WHAT YOU NEED TO DO: Return each line containing the string "highlight".

Extracts from a graphics dataset:
(begin)
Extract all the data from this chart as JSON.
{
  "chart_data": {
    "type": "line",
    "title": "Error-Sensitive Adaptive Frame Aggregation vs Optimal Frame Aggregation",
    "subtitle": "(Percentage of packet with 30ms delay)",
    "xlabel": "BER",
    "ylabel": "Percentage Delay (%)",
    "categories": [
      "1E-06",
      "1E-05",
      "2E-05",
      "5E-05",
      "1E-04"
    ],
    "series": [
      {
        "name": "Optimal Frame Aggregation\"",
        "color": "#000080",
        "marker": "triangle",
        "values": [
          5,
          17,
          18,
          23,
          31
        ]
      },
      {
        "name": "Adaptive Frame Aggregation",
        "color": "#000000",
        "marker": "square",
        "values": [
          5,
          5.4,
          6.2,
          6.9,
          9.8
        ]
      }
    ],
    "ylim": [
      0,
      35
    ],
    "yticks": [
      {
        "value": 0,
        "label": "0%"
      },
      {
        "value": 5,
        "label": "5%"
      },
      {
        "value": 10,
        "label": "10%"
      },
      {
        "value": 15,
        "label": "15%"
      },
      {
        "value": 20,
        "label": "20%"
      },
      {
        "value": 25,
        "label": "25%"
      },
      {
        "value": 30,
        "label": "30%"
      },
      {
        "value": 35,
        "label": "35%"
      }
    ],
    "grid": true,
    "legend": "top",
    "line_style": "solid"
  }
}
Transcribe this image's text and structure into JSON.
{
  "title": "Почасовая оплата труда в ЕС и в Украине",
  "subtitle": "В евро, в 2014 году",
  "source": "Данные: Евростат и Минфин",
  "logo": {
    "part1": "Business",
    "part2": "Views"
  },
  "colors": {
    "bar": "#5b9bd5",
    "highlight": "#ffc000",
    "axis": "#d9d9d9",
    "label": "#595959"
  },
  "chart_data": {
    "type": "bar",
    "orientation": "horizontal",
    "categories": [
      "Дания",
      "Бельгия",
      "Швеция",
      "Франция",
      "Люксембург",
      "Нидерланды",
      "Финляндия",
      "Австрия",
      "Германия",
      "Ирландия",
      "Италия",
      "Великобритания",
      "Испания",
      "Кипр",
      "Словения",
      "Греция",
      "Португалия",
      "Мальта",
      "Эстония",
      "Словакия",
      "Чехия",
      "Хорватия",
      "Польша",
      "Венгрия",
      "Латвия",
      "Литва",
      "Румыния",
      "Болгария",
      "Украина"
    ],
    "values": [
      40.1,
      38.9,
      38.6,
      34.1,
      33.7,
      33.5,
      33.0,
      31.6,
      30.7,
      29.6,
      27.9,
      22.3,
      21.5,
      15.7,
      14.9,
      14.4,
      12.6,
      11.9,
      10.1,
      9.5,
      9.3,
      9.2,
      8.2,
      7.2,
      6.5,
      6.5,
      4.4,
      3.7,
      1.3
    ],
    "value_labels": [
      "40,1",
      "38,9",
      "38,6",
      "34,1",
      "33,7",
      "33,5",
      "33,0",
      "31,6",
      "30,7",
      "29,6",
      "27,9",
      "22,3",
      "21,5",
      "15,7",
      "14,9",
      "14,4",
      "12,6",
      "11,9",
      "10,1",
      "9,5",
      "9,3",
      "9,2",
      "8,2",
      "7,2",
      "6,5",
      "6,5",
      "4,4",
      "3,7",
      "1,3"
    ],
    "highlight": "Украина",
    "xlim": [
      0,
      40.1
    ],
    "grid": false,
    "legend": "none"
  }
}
(end)
PROBLEM SOLUTION:
    "highlight": "#ffc000",
    "highlight": "Украина",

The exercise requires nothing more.